▶ [Source records]:

- - - -

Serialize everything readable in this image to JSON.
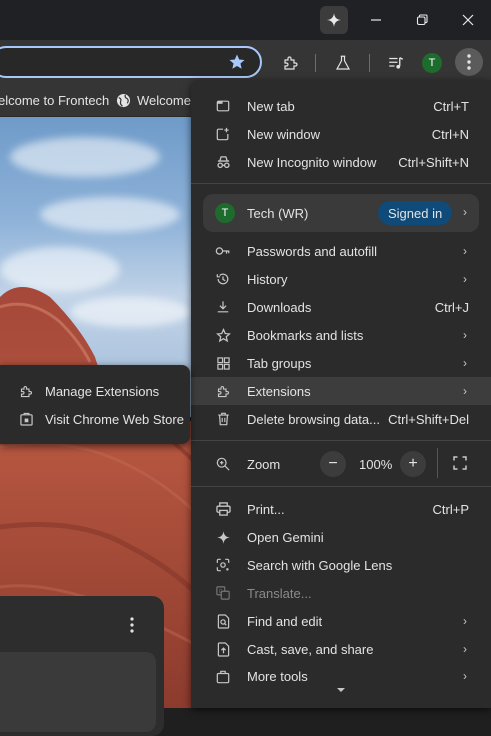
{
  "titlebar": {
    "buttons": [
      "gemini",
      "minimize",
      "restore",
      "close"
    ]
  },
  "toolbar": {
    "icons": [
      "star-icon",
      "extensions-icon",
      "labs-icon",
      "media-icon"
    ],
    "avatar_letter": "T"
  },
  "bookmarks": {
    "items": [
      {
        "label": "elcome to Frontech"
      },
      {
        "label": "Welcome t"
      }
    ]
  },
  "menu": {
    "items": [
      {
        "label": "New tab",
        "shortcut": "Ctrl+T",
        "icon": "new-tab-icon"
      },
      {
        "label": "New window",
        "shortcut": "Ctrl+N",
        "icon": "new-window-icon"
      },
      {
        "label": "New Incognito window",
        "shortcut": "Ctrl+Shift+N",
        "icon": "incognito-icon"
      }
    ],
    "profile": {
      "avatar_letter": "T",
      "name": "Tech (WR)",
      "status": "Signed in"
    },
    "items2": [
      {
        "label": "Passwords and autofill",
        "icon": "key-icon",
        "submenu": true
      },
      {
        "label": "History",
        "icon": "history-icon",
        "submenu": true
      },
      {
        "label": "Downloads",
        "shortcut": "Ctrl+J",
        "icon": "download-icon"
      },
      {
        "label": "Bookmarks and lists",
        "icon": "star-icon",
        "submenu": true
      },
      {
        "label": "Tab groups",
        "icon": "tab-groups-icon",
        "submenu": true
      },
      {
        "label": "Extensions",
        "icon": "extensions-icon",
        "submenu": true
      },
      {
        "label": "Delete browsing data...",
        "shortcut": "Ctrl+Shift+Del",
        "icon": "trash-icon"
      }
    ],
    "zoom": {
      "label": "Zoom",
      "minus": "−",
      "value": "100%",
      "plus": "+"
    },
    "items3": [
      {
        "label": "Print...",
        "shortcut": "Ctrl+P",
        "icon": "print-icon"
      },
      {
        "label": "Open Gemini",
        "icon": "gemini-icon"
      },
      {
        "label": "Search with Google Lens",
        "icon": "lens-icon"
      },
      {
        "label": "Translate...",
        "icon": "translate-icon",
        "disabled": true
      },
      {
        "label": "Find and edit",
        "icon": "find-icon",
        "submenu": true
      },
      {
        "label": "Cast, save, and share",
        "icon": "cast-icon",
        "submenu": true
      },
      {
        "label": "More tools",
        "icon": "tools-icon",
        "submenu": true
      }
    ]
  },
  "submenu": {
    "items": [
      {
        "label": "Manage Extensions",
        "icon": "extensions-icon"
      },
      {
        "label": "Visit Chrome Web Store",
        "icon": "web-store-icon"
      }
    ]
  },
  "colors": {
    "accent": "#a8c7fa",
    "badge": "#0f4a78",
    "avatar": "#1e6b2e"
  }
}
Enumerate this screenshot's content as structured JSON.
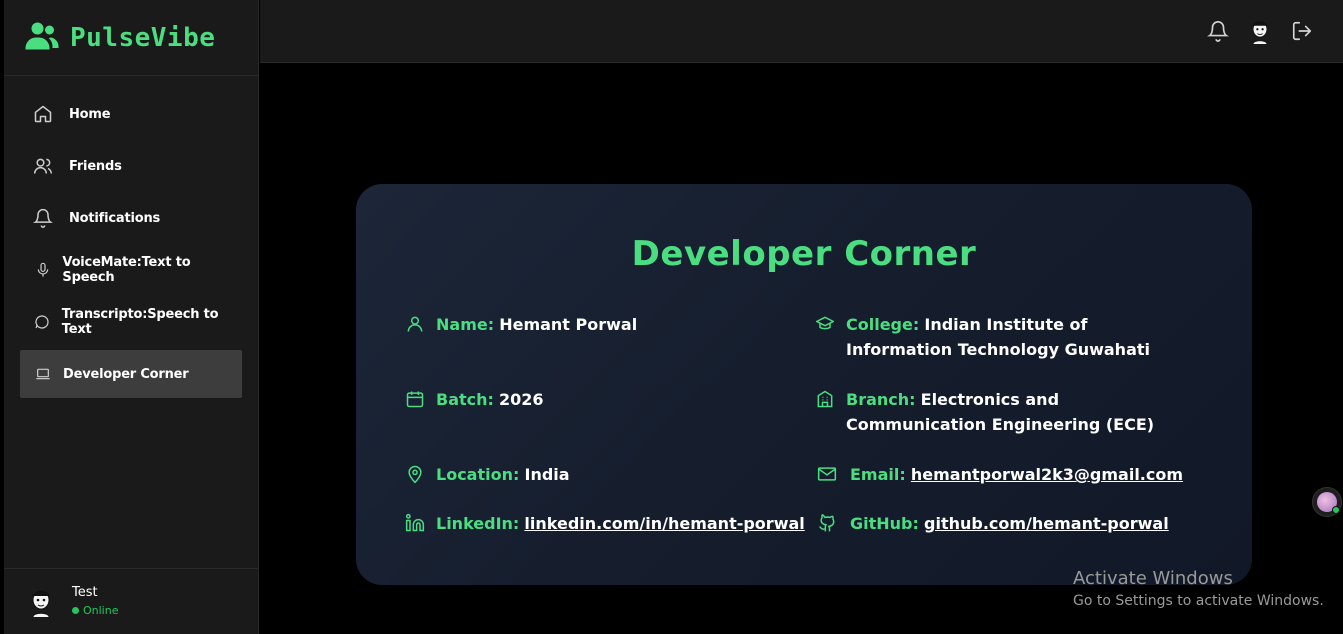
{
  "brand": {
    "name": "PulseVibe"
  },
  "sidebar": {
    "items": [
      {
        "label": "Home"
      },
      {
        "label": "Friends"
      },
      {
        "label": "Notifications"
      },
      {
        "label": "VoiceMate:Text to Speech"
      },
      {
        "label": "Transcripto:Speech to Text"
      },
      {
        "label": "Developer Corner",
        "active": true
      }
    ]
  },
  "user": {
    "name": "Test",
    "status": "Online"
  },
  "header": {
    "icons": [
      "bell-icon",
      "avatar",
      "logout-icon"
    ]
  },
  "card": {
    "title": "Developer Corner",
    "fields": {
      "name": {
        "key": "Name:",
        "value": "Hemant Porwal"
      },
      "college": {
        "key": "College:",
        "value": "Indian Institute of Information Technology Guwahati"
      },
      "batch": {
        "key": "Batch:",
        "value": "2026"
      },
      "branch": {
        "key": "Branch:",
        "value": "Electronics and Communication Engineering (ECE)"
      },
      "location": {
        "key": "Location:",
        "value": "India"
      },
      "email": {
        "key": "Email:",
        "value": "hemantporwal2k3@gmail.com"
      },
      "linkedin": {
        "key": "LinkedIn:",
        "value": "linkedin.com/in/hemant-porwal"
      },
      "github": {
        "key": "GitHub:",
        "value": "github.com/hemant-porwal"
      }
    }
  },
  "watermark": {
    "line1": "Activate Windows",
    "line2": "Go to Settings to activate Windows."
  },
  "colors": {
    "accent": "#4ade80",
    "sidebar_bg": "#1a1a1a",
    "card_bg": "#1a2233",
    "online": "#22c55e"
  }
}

- - - -

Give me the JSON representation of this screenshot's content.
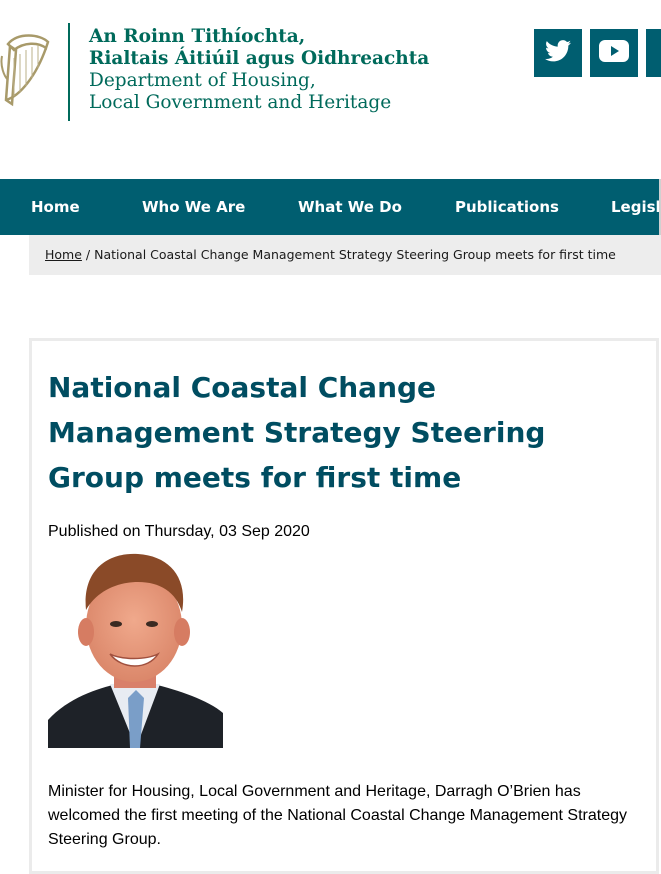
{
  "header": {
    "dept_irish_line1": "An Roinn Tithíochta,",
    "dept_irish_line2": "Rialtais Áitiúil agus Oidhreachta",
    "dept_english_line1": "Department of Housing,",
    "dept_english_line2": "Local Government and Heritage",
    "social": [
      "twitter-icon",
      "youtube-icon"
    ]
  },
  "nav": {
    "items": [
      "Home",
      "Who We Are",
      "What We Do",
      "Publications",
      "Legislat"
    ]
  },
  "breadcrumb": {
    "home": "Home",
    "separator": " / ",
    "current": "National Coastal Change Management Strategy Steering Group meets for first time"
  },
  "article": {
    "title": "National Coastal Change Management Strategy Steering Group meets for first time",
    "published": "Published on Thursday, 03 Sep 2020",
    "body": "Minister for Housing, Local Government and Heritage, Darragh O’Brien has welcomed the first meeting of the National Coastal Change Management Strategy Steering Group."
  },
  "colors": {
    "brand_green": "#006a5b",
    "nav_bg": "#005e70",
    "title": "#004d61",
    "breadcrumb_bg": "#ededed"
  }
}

- - - -

▶ [Exercise brief]:
Check each line of the records for the word "meets" and extract those that contain it.

▶ [Solved exercise]:
    "current": "National Coastal Change Management Strategy Steering Group meets for first time"
    "title": "National Coastal Change Management Strategy Steering Group meets for first time",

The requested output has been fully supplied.